"""
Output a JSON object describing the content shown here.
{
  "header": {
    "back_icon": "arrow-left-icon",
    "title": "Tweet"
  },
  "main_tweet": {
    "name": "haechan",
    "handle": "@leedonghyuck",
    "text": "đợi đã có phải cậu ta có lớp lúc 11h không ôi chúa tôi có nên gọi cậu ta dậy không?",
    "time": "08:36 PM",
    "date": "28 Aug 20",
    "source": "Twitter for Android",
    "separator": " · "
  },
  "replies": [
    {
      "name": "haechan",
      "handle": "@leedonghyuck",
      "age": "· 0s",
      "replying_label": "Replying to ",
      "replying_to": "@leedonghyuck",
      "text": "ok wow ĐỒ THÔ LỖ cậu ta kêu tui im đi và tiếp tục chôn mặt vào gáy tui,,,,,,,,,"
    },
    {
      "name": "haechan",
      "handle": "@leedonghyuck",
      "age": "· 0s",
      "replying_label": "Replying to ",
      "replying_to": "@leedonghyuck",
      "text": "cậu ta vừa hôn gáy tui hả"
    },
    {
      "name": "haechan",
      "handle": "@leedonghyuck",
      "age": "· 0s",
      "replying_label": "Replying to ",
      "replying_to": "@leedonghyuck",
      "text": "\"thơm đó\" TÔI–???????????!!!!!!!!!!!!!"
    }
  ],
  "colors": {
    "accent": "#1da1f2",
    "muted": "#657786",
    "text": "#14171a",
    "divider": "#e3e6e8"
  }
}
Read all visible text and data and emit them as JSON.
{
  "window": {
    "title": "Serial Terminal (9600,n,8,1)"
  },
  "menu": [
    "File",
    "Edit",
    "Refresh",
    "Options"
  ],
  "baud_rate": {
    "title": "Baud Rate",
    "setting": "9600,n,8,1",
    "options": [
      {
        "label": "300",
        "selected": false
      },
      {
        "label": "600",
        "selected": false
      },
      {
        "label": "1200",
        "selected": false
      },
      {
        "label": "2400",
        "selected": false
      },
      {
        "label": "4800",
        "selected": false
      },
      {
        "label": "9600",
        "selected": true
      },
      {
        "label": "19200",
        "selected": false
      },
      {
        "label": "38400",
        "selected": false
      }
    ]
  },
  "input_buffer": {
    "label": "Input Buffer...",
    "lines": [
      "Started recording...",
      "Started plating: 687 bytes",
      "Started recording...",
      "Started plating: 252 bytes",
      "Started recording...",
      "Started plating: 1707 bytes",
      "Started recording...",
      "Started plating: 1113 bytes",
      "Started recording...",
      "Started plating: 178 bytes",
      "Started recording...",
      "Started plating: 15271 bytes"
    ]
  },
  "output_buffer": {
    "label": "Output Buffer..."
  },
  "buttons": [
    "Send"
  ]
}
"""
> [Work to complete]: Print every entry exactly as written.

> [Written solution]:
Output a JSON object describing the content shown here.
{
  "header": {
    "back_icon": "arrow-left-icon",
    "title": "Tweet"
  },
  "main_tweet": {
    "name": "haechan",
    "handle": "@leedonghyuck",
    "text": "đợi đã có phải cậu ta có lớp lúc 11h không ôi chúa tôi có nên gọi cậu ta dậy không?",
    "time": "08:36 PM",
    "date": "28 Aug 20",
    "source": "Twitter for Android",
    "separator": " · "
  },
  "replies": [
    {
      "name": "haechan",
      "handle": "@leedonghyuck",
      "age": "· 0s",
      "replying_label": "Replying to ",
      "replying_to": "@leedonghyuck",
      "text": "ok wow ĐỒ THÔ LỖ cậu ta kêu tui im đi và tiếp tục chôn mặt vào gáy tui,,,,,,,,,"
    },
    {
      "name": "haechan",
      "handle": "@leedonghyuck",
      "age": "· 0s",
      "replying_label": "Replying to ",
      "replying_to": "@leedonghyuck",
      "text": "cậu ta vừa hôn gáy tui hả"
    },
    {
      "name": "haechan",
      "handle": "@leedonghyuck",
      "age": "· 0s",
      "replying_label": "Replying to ",
      "replying_to": "@leedonghyuck",
      "text": "\"thơm đó\" TÔI–???????????!!!!!!!!!!!!!"
    }
  ],
  "colors": {
    "accent": "#1da1f2",
    "muted": "#657786",
    "text": "#14171a",
    "divider": "#e3e6e8"
  }
}
Read all visible text and data and emit them as JSON.
{
  "window": {
    "title": "Serial Terminal (9600,n,8,1)"
  },
  "menu": [
    "File",
    "Edit",
    "Refresh",
    "Options"
  ],
  "baud_rate": {
    "title": "Baud Rate",
    "setting": "9600,n,8,1",
    "options": [
      {
        "label": "300",
        "selected": false
      },
      {
        "label": "600",
        "selected": false
      },
      {
        "label": "1200",
        "selected": false
      },
      {
        "label": "2400",
        "selected": false
      },
      {
        "label": "4800",
        "selected": false
      },
      {
        "label": "9600",
        "selected": true
      },
      {
        "label": "19200",
        "selected": false
      },
      {
        "label": "38400",
        "selected": false
      }
    ]
  },
  "input_buffer": {
    "label": "Input Buffer...",
    "lines": [
      "Started recording...",
      "Started plating: 687 bytes",
      "Started recording...",
      "Started plating: 252 bytes",
      "Started recording...",
      "Started plating: 1707 bytes",
      "Started recording...",
      "Started plating: 1113 bytes",
      "Started recording...",
      "Started plating: 178 bytes",
      "Started recording...",
      "Started plating: 15271 bytes"
    ]
  },
  "output_buffer": {
    "label": "Output Buffer..."
  },
  "buttons": [
    "Send"
  ]
}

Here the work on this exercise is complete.